Goal »
Retype the material that follows, keeping every word as it is.
START Extracted data
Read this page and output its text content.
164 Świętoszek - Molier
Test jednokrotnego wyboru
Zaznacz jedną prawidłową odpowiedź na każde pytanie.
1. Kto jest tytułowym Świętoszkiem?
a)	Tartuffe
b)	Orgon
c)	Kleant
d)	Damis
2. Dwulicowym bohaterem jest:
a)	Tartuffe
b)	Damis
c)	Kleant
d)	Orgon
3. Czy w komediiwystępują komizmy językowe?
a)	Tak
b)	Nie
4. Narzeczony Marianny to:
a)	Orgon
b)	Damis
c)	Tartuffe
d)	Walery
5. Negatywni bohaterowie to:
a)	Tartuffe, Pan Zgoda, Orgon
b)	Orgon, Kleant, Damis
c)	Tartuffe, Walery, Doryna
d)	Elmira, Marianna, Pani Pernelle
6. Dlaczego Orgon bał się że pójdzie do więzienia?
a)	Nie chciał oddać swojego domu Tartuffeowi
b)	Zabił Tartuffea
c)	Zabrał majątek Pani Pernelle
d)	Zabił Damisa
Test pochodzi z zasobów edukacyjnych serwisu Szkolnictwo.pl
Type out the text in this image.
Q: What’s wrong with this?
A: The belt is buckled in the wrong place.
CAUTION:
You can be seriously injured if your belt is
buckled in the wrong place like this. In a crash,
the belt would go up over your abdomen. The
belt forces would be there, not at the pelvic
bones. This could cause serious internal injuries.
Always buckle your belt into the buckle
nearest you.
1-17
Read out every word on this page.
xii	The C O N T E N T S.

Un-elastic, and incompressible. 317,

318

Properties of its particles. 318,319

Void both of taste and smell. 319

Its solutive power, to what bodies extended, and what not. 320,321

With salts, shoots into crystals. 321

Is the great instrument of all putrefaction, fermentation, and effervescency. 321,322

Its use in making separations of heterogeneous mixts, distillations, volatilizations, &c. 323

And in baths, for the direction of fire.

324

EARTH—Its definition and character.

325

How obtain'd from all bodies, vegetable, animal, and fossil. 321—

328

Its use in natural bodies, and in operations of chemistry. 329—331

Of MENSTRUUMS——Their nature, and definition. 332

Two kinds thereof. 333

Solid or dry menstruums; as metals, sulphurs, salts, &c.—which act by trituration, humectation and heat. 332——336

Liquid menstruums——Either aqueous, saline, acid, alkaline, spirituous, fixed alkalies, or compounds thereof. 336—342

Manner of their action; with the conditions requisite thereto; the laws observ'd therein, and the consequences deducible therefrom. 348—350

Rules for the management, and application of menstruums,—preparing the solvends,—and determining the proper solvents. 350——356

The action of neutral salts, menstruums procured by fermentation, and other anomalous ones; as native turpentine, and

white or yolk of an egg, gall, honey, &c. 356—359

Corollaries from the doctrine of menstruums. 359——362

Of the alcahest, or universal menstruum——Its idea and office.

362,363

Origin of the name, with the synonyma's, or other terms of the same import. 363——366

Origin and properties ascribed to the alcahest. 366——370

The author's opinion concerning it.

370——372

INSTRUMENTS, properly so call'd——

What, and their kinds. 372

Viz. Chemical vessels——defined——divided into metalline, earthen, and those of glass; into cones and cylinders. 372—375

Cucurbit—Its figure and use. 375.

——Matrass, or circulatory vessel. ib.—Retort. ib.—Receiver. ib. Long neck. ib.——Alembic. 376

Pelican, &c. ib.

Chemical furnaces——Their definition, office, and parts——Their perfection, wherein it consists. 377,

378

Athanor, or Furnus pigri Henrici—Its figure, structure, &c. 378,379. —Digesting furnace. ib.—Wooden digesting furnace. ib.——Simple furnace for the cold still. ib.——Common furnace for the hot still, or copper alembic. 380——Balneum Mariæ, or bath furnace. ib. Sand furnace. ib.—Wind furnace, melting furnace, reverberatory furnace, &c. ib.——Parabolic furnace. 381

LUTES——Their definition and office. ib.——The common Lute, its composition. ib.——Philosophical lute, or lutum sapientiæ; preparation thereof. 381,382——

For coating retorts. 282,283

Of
END Extracted data
Written solution »
Read this page and output its text content.
164 Świętoszek - Molier
Test jednokrotnego wyboru
Zaznacz jedną prawidłową odpowiedź na każde pytanie.
1. Kto jest tytułowym Świętoszkiem?
a)	Tartuffe
b)	Orgon
c)	Kleant
d)	Damis
2. Dwulicowym bohaterem jest:
a)	Tartuffe
b)	Damis
c)	Kleant
d)	Orgon
3. Czy w komediiwystępują komizmy językowe?
a)	Tak
b)	Nie
4. Narzeczony Marianny to:
a)	Orgon
b)	Damis
c)	Tartuffe
d)	Walery
5. Negatywni bohaterowie to:
a)	Tartuffe, Pan Zgoda, Orgon
b)	Orgon, Kleant, Damis
c)	Tartuffe, Walery, Doryna
d)	Elmira, Marianna, Pani Pernelle
6. Dlaczego Orgon bał się że pójdzie do więzienia?
a)	Nie chciał oddać swojego domu Tartuffeowi
b)	Zabił Tartuffea
c)	Zabrał majątek Pani Pernelle
d)	Zabił Damisa
Test pochodzi z zasobów edukacyjnych serwisu Szkolnictwo.pl
Type out the text in this image.
Q: What’s wrong with this?
A: The belt is buckled in the wrong place.
CAUTION:
You can be seriously injured if your belt is
buckled in the wrong place like this. In a crash,
the belt would go up over your abdomen. The
belt forces would be there, not at the pelvic
bones. This could cause serious internal injuries.
Always buckle your belt into the buckle
nearest you.
1-17
Read out every word on this page.
xii	The C O N T E N T S.

Un-elastic, and incompressible. 317,

318

Properties of its particles. 318,319

Void both of taste and smell. 319

Its solutive power, to what bodies extended, and what not. 320,321

With salts, shoots into crystals. 321

Is the great instrument of all putrefaction, fermentation, and effervescency. 321,322

Its use in making separations of heterogeneous mixts, distillations, volatilizations, &c. 323

And in baths, for the direction of fire.

324

EARTH—Its definition and character.

325

How obtain'd from all bodies, vegetable, animal, and fossil. 321—

328

Its use in natural bodies, and in operations of chemistry. 329—331

Of MENSTRUUMS——Their nature, and definition. 332

Two kinds thereof. 333

Solid or dry menstruums; as metals, sulphurs, salts, &c.—which act by trituration, humectation and heat. 332——336

Liquid menstruums——Either aqueous, saline, acid, alkaline, spirituous, fixed alkalies, or compounds thereof. 336—342

Manner of their action; with the conditions requisite thereto; the laws observ'd therein, and the consequences deducible therefrom. 348—350

Rules for the management, and application of menstruums,—preparing the solvends,—and determining the proper solvents. 350——356

The action of neutral salts, menstruums procured by fermentation, and other anomalous ones; as native turpentine, and

white or yolk of an egg, gall, honey, &c. 356—359

Corollaries from the doctrine of menstruums. 359——362

Of the alcahest, or universal menstruum——Its idea and office.

362,363

Origin of the name, with the synonyma's, or other terms of the same import. 363——366

Origin and properties ascribed to the alcahest. 366——370

The author's opinion concerning it.

370——372

INSTRUMENTS, properly so call'd——

What, and their kinds. 372

Viz. Chemical vessels——defined——divided into metalline, earthen, and those of glass; into cones and cylinders. 372—375

Cucurbit—Its figure and use. 375.

——Matrass, or circulatory vessel. ib.—Retort. ib.—Receiver. ib. Long neck. ib.——Alembic. 376

Pelican, &c. ib.

Chemical furnaces——Their definition, office, and parts——Their perfection, wherein it consists. 377,

378

Athanor, or Furnus pigri Henrici—Its figure, structure, &c. 378,379. —Digesting furnace. ib.—Wooden digesting furnace. ib.——Simple furnace for the cold still. ib.——Common furnace for the hot still, or copper alembic. 380——Balneum Mariæ, or bath furnace. ib. Sand furnace. ib.—Wind furnace, melting furnace, reverberatory furnace, &c. ib.——Parabolic furnace. 381

LUTES——Their definition and office. ib.——The common Lute, its composition. ib.——Philosophical lute, or lutum sapientiæ; preparation thereof. 381,382——

For coating retorts. 282,283

Of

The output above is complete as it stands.